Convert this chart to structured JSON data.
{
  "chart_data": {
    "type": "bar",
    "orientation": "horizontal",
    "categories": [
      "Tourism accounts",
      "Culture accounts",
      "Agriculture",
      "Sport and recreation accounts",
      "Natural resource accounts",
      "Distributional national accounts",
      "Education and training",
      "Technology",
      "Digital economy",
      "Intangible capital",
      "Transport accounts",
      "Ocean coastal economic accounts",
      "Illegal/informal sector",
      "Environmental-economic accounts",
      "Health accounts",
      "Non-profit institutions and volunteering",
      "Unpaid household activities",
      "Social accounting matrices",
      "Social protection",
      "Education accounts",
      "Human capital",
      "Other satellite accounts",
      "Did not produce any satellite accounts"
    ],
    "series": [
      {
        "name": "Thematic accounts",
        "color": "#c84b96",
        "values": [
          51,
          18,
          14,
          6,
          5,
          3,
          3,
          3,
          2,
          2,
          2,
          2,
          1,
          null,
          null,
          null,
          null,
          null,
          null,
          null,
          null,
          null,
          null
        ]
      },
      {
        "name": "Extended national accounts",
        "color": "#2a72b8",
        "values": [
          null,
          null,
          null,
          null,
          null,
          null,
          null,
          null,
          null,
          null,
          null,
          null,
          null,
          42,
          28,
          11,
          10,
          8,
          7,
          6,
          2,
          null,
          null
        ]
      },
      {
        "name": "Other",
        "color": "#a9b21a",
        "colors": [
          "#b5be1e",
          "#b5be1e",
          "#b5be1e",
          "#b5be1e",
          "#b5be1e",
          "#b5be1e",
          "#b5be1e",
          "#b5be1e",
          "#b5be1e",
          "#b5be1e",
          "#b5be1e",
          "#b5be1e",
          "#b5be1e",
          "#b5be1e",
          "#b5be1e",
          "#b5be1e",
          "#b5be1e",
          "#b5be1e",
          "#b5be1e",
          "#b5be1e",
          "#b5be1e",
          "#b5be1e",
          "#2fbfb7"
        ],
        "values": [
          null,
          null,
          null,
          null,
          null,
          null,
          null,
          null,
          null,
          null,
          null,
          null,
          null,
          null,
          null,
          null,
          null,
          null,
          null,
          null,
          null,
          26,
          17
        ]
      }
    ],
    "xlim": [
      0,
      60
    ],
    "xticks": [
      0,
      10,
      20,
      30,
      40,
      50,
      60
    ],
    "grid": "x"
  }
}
======
Transcribe all of the entries without altering anything.

Task output =
Convert this chart to structured JSON data.
{
  "chart_data": {
    "type": "bar",
    "orientation": "horizontal",
    "categories": [
      "Tourism accounts",
      "Culture accounts",
      "Agriculture",
      "Sport and recreation accounts",
      "Natural resource accounts",
      "Distributional national accounts",
      "Education and training",
      "Technology",
      "Digital economy",
      "Intangible capital",
      "Transport accounts",
      "Ocean coastal economic accounts",
      "Illegal/informal sector",
      "Environmental-economic accounts",
      "Health accounts",
      "Non-profit institutions and volunteering",
      "Unpaid household activities",
      "Social accounting matrices",
      "Social protection",
      "Education accounts",
      "Human capital",
      "Other satellite accounts",
      "Did not produce any satellite accounts"
    ],
    "series": [
      {
        "name": "Thematic accounts",
        "color": "#c84b96",
        "values": [
          51,
          18,
          14,
          6,
          5,
          3,
          3,
          3,
          2,
          2,
          2,
          2,
          1,
          null,
          null,
          null,
          null,
          null,
          null,
          null,
          null,
          null,
          null
        ]
      },
      {
        "name": "Extended national accounts",
        "color": "#2a72b8",
        "values": [
          null,
          null,
          null,
          null,
          null,
          null,
          null,
          null,
          null,
          null,
          null,
          null,
          null,
          42,
          28,
          11,
          10,
          8,
          7,
          6,
          2,
          null,
          null
        ]
      },
      {
        "name": "Other",
        "color": "#a9b21a",
        "colors": [
          "#b5be1e",
          "#b5be1e",
          "#b5be1e",
          "#b5be1e",
          "#b5be1e",
          "#b5be1e",
          "#b5be1e",
          "#b5be1e",
          "#b5be1e",
          "#b5be1e",
          "#b5be1e",
          "#b5be1e",
          "#b5be1e",
          "#b5be1e",
          "#b5be1e",
          "#b5be1e",
          "#b5be1e",
          "#b5be1e",
          "#b5be1e",
          "#b5be1e",
          "#b5be1e",
          "#b5be1e",
          "#2fbfb7"
        ],
        "values": [
          null,
          null,
          null,
          null,
          null,
          null,
          null,
          null,
          null,
          null,
          null,
          null,
          null,
          null,
          null,
          null,
          null,
          null,
          null,
          null,
          null,
          26,
          17
        ]
      }
    ],
    "xlim": [
      0,
      60
    ],
    "xticks": [
      0,
      10,
      20,
      30,
      40,
      50,
      60
    ],
    "grid": "x"
  }
}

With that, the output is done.